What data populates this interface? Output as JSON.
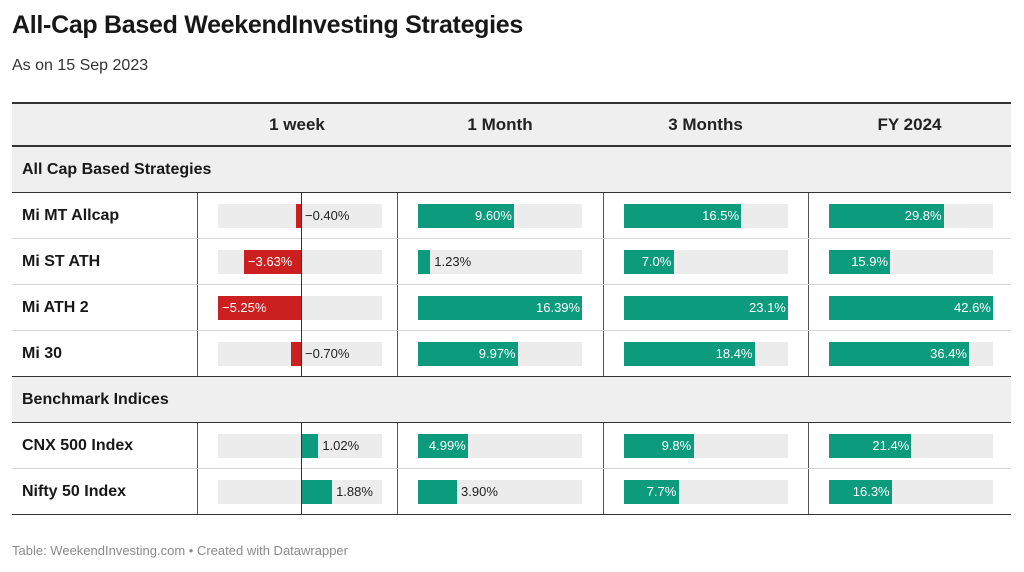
{
  "title": "All-Cap Based WeekendInvesting Strategies",
  "subtitle": "As on 15 Sep 2023",
  "footer": "Table: WeekendInvesting.com • Created with Datawrapper",
  "colors": {
    "positive": "#0d9b7e",
    "negative": "#cc1f1f",
    "track": "#ececec",
    "header_bg": "#efefef"
  },
  "chart_data": {
    "type": "table",
    "columns": [
      "1 week",
      "1 Month",
      "3 Months",
      "FY 2024"
    ],
    "groups": [
      {
        "name": "All Cap Based Strategies",
        "rows": [
          {
            "name": "Mi MT Allcap",
            "values": [
              -0.4,
              9.6,
              16.5,
              29.8
            ],
            "labels": [
              "−0.40%",
              "9.60%",
              "16.5%",
              "29.8%"
            ]
          },
          {
            "name": "Mi ST ATH",
            "values": [
              -3.63,
              1.23,
              7.0,
              15.9
            ],
            "labels": [
              "−3.63%",
              "1.23%",
              "7.0%",
              "15.9%"
            ]
          },
          {
            "name": "Mi ATH 2",
            "values": [
              -5.25,
              16.39,
              23.1,
              42.6
            ],
            "labels": [
              "−5.25%",
              "16.39%",
              "23.1%",
              "42.6%"
            ]
          },
          {
            "name": "Mi 30",
            "values": [
              -0.7,
              9.97,
              18.4,
              36.4
            ],
            "labels": [
              "−0.70%",
              "9.97%",
              "18.4%",
              "36.4%"
            ]
          }
        ]
      },
      {
        "name": "Benchmark Indices",
        "rows": [
          {
            "name": "CNX 500 Index",
            "values": [
              1.02,
              4.99,
              9.8,
              21.4
            ],
            "labels": [
              "1.02%",
              "4.99%",
              "9.8%",
              "21.4%"
            ]
          },
          {
            "name": "Nifty 50 Index",
            "values": [
              1.88,
              3.9,
              7.7,
              16.3
            ],
            "labels": [
              "1.88%",
              "3.90%",
              "7.7%",
              "16.3%"
            ]
          }
        ]
      }
    ],
    "column_ranges": [
      [
        -5.25,
        5.0
      ],
      [
        0,
        16.39
      ],
      [
        0,
        23.1
      ],
      [
        0,
        42.6
      ]
    ]
  }
}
§
:: What you have to do ::
Retype the whole listing, keeping every line identical and omitting all pictures.

:: Output for this task ::
What data populates this interface? Output as JSON.
{
  "title": "All-Cap Based WeekendInvesting Strategies",
  "subtitle": "As on 15 Sep 2023",
  "footer": "Table: WeekendInvesting.com • Created with Datawrapper",
  "colors": {
    "positive": "#0d9b7e",
    "negative": "#cc1f1f",
    "track": "#ececec",
    "header_bg": "#efefef"
  },
  "chart_data": {
    "type": "table",
    "columns": [
      "1 week",
      "1 Month",
      "3 Months",
      "FY 2024"
    ],
    "groups": [
      {
        "name": "All Cap Based Strategies",
        "rows": [
          {
            "name": "Mi MT Allcap",
            "values": [
              -0.4,
              9.6,
              16.5,
              29.8
            ],
            "labels": [
              "−0.40%",
              "9.60%",
              "16.5%",
              "29.8%"
            ]
          },
          {
            "name": "Mi ST ATH",
            "values": [
              -3.63,
              1.23,
              7.0,
              15.9
            ],
            "labels": [
              "−3.63%",
              "1.23%",
              "7.0%",
              "15.9%"
            ]
          },
          {
            "name": "Mi ATH 2",
            "values": [
              -5.25,
              16.39,
              23.1,
              42.6
            ],
            "labels": [
              "−5.25%",
              "16.39%",
              "23.1%",
              "42.6%"
            ]
          },
          {
            "name": "Mi 30",
            "values": [
              -0.7,
              9.97,
              18.4,
              36.4
            ],
            "labels": [
              "−0.70%",
              "9.97%",
              "18.4%",
              "36.4%"
            ]
          }
        ]
      },
      {
        "name": "Benchmark Indices",
        "rows": [
          {
            "name": "CNX 500 Index",
            "values": [
              1.02,
              4.99,
              9.8,
              21.4
            ],
            "labels": [
              "1.02%",
              "4.99%",
              "9.8%",
              "21.4%"
            ]
          },
          {
            "name": "Nifty 50 Index",
            "values": [
              1.88,
              3.9,
              7.7,
              16.3
            ],
            "labels": [
              "1.88%",
              "3.90%",
              "7.7%",
              "16.3%"
            ]
          }
        ]
      }
    ],
    "column_ranges": [
      [
        -5.25,
        5.0
      ],
      [
        0,
        16.39
      ],
      [
        0,
        23.1
      ],
      [
        0,
        42.6
      ]
    ]
  }
}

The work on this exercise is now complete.